[Dataset records]

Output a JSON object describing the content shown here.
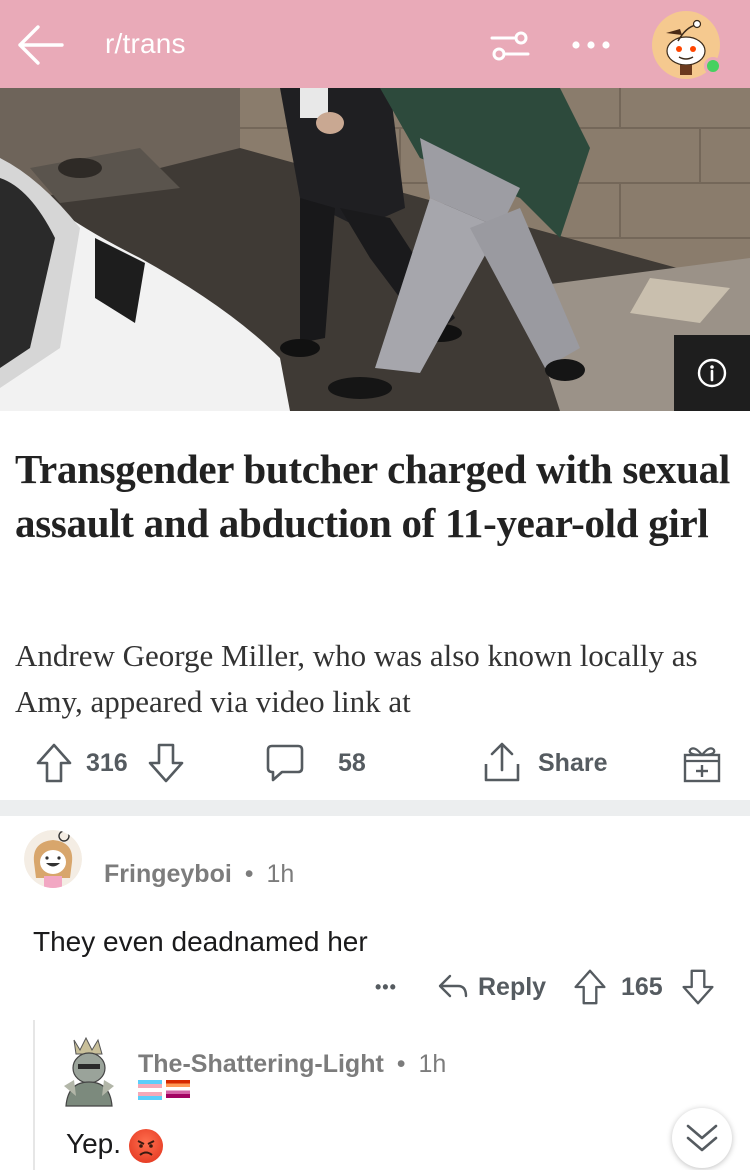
{
  "header": {
    "subreddit": "r/trans",
    "background": "#e9aab8"
  },
  "article": {
    "headline": "Transgender butcher charged with sexual assault and abduction of 11-year-old girl",
    "summary": "Andrew George Miller, who was also known locally as Amy, appeared via video link at"
  },
  "post_actions": {
    "upvotes": "316",
    "comments": "58",
    "share_label": "Share"
  },
  "comments": [
    {
      "author": "Fringeyboi",
      "separator": "•",
      "age": "1h",
      "body": "They even deadnamed her",
      "more": "•••",
      "reply_label": "Reply",
      "votes": "165"
    },
    {
      "author": "The-Shattering-Light",
      "separator": "•",
      "age": "1h",
      "body": "Yep.",
      "emoji": "angry-face-emoji",
      "flair_colors": [
        "#5bcefa",
        "#f5a9b8",
        "#ffffff",
        "#d62900",
        "#ff9a56",
        "#d462a6",
        "#a30262"
      ]
    }
  ],
  "icons": {
    "back": "back-arrow-icon",
    "filter": "sort-filter-icon",
    "more": "more-dots-icon",
    "info": "info-icon",
    "upvote": "upvote-arrow-icon",
    "downvote": "downvote-arrow-icon",
    "comment": "comment-bubble-icon",
    "share": "share-icon",
    "award": "award-gift-icon",
    "reply": "reply-arrow-icon",
    "scroll": "chevron-double-down-icon"
  }
}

:: What you have to do ::
The material above must be printed exactly, with its pictures left out.

:: Reply to the exercise ::
Output a JSON object describing the content shown here.
{
  "header": {
    "subreddit": "r/trans",
    "background": "#e9aab8"
  },
  "article": {
    "headline": "Transgender butcher charged with sexual assault and abduction of 11-year-old girl",
    "summary": "Andrew George Miller, who was also known locally as Amy, appeared via video link at"
  },
  "post_actions": {
    "upvotes": "316",
    "comments": "58",
    "share_label": "Share"
  },
  "comments": [
    {
      "author": "Fringeyboi",
      "separator": "•",
      "age": "1h",
      "body": "They even deadnamed her",
      "more": "•••",
      "reply_label": "Reply",
      "votes": "165"
    },
    {
      "author": "The-Shattering-Light",
      "separator": "•",
      "age": "1h",
      "body": "Yep.",
      "emoji": "angry-face-emoji",
      "flair_colors": [
        "#5bcefa",
        "#f5a9b8",
        "#ffffff",
        "#d62900",
        "#ff9a56",
        "#d462a6",
        "#a30262"
      ]
    }
  ],
  "icons": {
    "back": "back-arrow-icon",
    "filter": "sort-filter-icon",
    "more": "more-dots-icon",
    "info": "info-icon",
    "upvote": "upvote-arrow-icon",
    "downvote": "downvote-arrow-icon",
    "comment": "comment-bubble-icon",
    "share": "share-icon",
    "award": "award-gift-icon",
    "reply": "reply-arrow-icon",
    "scroll": "chevron-double-down-icon"
  }
}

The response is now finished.